[Records from a collection of figures]
/---

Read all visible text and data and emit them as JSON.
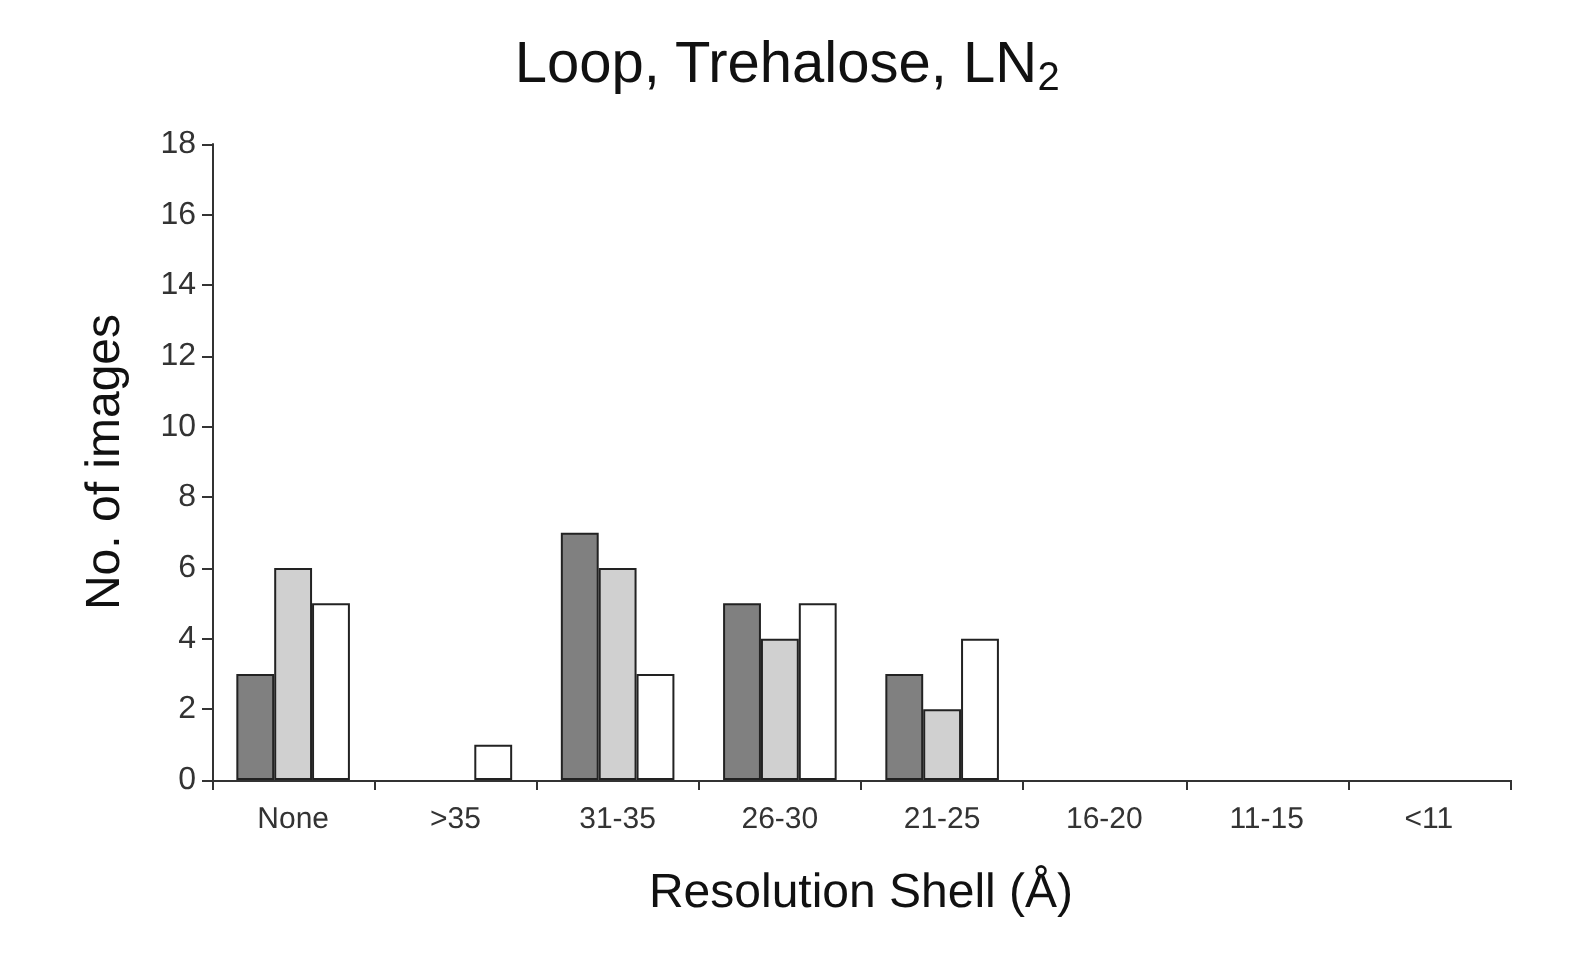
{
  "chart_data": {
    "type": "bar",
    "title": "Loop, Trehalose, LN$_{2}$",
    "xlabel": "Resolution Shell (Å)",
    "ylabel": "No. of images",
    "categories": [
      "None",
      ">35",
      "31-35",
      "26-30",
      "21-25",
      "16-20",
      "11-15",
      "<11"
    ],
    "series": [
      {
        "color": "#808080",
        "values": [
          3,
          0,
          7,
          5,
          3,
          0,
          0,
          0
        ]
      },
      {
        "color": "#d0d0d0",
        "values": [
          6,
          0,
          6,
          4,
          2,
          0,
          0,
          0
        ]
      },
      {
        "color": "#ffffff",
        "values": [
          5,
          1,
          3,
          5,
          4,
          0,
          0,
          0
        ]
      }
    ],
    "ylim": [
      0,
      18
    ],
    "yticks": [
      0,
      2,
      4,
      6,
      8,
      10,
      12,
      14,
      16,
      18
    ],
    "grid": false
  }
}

\---

Scan the data above and copy every line with "color" in it.

        "color": "#808080",
        "color": "#d0d0d0",
        "color": "#ffffff",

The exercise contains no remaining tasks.